INSTRUCTION:
Find each line with "based" and copy it.

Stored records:

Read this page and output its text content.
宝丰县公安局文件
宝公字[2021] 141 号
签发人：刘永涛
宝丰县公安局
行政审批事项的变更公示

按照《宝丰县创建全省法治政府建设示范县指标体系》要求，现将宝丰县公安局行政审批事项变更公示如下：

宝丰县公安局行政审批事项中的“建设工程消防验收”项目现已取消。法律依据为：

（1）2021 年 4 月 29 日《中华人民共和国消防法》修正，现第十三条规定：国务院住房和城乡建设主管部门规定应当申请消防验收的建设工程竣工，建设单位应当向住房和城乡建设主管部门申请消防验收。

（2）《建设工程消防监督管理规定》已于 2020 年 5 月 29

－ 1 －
---
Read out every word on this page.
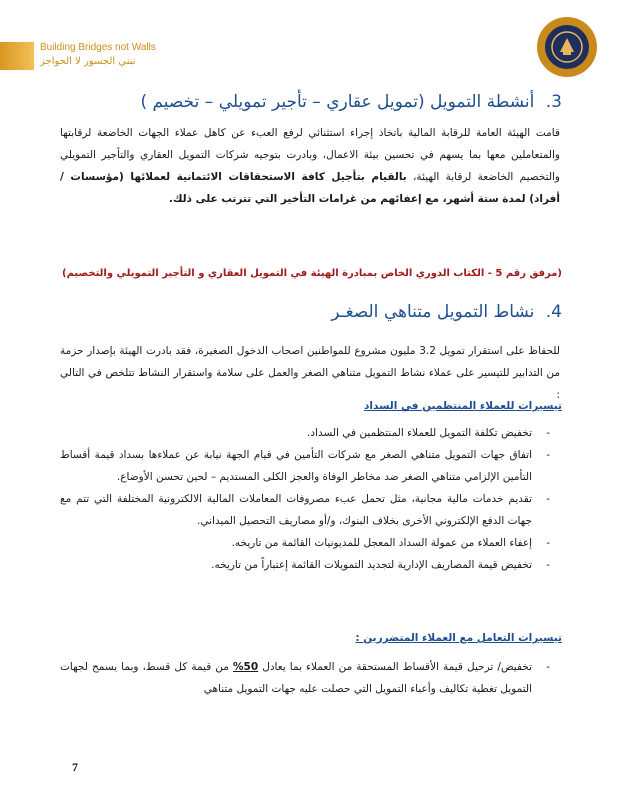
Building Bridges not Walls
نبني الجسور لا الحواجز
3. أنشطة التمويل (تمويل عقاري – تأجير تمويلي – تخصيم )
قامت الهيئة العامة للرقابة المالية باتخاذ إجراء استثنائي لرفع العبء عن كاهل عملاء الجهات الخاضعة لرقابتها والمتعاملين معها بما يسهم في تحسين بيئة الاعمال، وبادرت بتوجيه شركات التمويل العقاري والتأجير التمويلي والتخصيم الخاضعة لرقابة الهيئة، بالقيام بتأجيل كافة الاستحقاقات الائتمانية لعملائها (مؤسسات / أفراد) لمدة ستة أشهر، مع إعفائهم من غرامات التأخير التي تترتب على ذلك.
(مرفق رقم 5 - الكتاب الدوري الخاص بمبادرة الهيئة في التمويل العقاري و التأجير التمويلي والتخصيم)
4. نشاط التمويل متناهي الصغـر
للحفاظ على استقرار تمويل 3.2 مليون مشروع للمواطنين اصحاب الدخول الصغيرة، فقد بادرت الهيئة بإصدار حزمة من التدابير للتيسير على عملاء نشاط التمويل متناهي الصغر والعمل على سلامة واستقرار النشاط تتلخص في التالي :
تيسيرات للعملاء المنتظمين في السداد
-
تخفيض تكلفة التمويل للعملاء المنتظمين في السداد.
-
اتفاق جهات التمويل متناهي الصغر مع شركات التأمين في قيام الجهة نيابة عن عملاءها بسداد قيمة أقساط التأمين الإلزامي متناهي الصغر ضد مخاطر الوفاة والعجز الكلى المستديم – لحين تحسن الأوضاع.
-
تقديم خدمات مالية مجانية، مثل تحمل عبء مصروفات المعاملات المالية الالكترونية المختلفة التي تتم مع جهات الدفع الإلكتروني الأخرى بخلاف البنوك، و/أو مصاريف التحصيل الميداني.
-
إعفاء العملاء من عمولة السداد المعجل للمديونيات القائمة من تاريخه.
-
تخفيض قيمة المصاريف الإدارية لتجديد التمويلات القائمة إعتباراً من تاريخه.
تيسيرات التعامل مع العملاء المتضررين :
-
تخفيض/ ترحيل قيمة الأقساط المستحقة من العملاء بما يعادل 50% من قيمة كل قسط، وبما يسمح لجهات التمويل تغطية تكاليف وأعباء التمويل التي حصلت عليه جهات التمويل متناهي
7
...
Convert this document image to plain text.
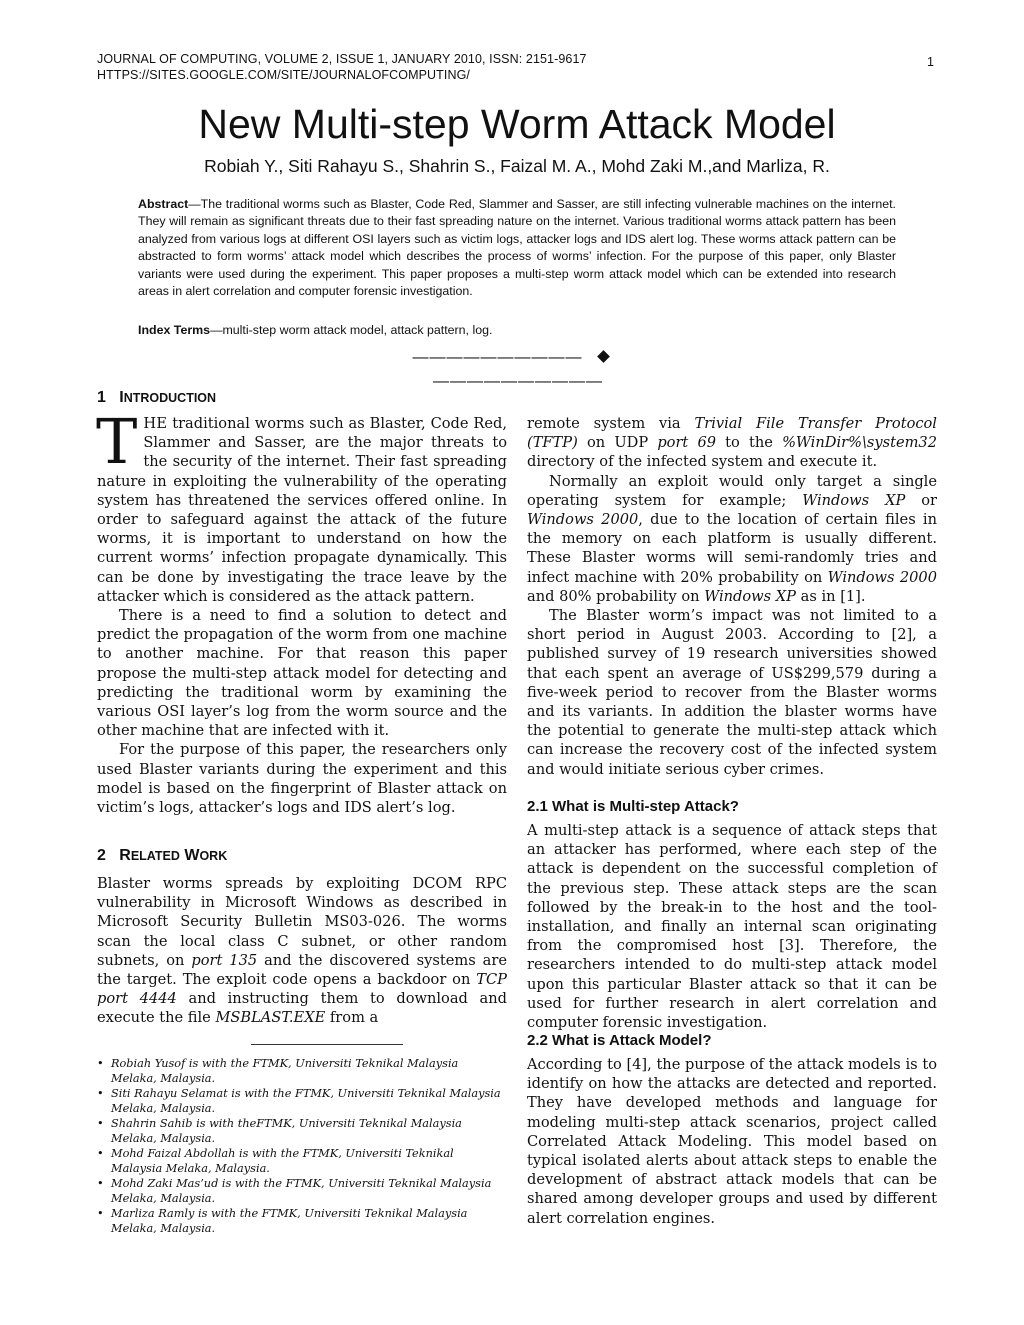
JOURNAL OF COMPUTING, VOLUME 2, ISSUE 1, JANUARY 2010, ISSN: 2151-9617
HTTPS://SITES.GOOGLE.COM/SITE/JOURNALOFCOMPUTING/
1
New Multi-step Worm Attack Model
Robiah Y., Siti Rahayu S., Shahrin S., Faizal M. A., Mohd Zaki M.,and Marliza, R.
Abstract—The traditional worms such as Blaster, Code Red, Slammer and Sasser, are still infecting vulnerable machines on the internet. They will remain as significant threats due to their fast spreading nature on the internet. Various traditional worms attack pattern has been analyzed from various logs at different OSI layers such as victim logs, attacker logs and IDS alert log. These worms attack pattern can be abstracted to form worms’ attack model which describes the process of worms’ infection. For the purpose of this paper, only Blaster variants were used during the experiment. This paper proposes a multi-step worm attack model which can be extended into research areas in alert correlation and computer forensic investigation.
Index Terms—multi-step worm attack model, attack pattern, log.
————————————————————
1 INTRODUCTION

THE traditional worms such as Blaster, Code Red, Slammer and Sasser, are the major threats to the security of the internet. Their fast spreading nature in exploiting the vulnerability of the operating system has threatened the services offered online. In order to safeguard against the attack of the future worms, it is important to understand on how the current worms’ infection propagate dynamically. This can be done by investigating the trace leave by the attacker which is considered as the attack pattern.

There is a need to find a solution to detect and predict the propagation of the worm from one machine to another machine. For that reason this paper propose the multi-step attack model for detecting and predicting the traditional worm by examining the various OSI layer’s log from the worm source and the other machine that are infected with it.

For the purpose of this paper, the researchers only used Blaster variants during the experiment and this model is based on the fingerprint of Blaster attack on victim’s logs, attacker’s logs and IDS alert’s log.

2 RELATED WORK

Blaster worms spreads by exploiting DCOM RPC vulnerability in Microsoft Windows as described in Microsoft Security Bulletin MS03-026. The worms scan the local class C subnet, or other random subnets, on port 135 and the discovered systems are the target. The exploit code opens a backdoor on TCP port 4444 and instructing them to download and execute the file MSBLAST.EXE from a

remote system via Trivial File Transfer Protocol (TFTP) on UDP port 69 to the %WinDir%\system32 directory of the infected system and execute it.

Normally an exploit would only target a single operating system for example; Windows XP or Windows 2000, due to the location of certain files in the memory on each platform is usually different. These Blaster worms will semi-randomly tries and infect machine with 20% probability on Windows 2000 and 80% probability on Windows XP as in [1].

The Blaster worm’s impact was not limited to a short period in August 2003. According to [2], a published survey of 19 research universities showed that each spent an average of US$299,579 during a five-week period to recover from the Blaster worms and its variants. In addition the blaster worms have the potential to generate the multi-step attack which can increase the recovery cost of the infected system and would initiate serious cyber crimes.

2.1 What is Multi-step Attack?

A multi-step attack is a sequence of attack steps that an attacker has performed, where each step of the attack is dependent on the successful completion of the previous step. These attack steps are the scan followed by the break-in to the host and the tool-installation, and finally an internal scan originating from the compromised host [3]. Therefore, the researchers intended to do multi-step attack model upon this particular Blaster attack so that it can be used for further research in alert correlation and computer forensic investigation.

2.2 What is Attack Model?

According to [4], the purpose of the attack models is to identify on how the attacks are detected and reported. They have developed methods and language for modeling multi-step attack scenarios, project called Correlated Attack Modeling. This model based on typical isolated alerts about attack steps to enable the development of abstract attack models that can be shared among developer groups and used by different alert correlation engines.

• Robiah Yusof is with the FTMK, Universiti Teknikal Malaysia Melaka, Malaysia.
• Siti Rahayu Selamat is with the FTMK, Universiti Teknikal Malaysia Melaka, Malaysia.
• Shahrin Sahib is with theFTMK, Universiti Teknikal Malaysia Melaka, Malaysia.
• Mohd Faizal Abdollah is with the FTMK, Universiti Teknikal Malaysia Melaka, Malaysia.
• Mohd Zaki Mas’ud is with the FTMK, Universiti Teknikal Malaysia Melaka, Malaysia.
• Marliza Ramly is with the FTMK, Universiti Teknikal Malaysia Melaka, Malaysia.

EXERCISE SOLUTION:
For the purpose of this paper, the researchers only used Blaster variants during the experiment and this model is based on the fingerprint of Blaster attack on victim’s logs, attacker’s logs and IDS alert’s log.
According to [4], the purpose of the attack models is to identify on how the attacks are detected and reported. They have developed methods and language for modeling multi-step attack scenarios, project called Correlated Attack Modeling. This model based on typical isolated alerts about attack steps to enable the development of abstract attack models that can be shared among developer groups and used by different alert correlation engines.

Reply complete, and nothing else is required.